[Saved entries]
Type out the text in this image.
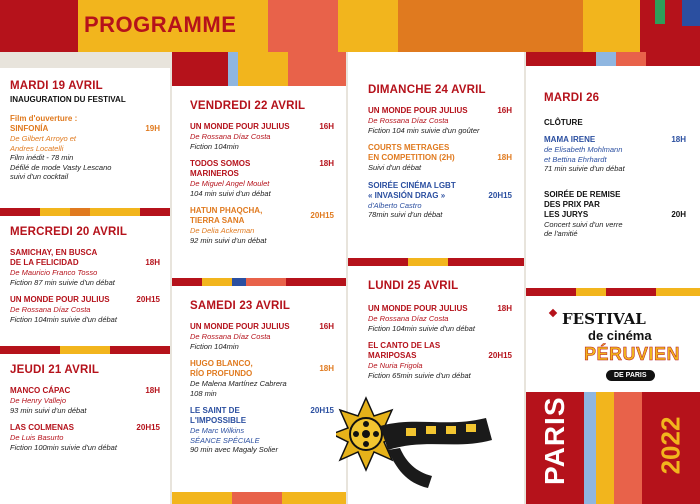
PROGRAMME
MARDI 19 AVRIL
INAUGURATION DU FESTIVAL
Film d'ouverture :
SINFONÍA	19H
De Gilbert Arroyo et
Andres Locatelli
Film inédit - 78 min
Défilé de mode Vasty Lescano
suivi d'un cocktail
MERCREDI 20 AVRIL
SAMICHAY, EN BUSCA
DE LA FELICIDAD	18H
De Mauricio Franco Tosso
Fiction 87 min suivie d'un débat
UN MONDE POUR JULIUS	20H15
De Rossana Díaz Costa
Fiction 104min suivie d'un débat
JEUDI 21 AVRIL
MANCO CÁPAC	18H
De Henry Vallejo
93 min suivi d'un débat
LAS COLMENAS	20H15
De Luis Basurto
Fiction 100min suivie d'un débat
VENDREDI 22 AVRIL
UN MONDE POUR JULIUS	16H
De Rossana Díaz Costa
Fiction 104min
TODOS SOMOS MARINEROS
18H
De Miguel Angel Moulet
104 min suivi d'un débat
HATUN PHAQCHA,
TIERRA SANA
20H15
De Delia Ackerman
92 min suivi d'un débat
SAMEDI 23 AVRIL
UN MONDE POUR JULIUS	16H
De Rossana Díaz Costa
Fiction 104min
HUGO BLANCO,
RÍO PROFUNDO
18H
De Malena Martínez Cabrera
108 min
LE SAINT DE L'IMPOSSIBLE
20H15
De Marc Wilkins
SÉANCE SPÉCIALE
90 min avec Magaly Solier
DIMANCHE 24 AVRIL
UN MONDE POUR JULIUS	16H
De Rossana Díaz Costa
Fiction 104 min suivie d'un goûter
COURTS METRAGES
EN COMPETITION (2H)	18H
Suivi d'un débat
SOIRÉE CINÉMA LGBT
« INVASIÓN DRAG »	20H15
d'Alberto Castro
78min suivi d'un débat
LUNDI 25 AVRIL
UN MONDE POUR JULIUS	18H
De Rossana Díaz Costa
Fiction 104min suivie d'un débat
EL CANTO DE LAS
MARIPOSAS	20H15
De Nuria Frigola
Fiction 65min suivie d'un débat
MARDI 26
CLÔTURE
MAMA IRENE	18H
de Elisabeth Mohlmann
et Bettina Ehrhardt
71 min suivie d'un débat
SOIRÉE DE REMISE
DES PRIX PAR
LES JURYS	20H
Concert suivi d'un verre
de l'amitié
FESTIVAL
de cinéma
PÉRUVIEN
DE PARIS
PARIS	2022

Your task → Return each full line of the entries that contains the word "FESTIVAL".

Written answer →
INAUGURATION DU FESTIVAL
FESTIVAL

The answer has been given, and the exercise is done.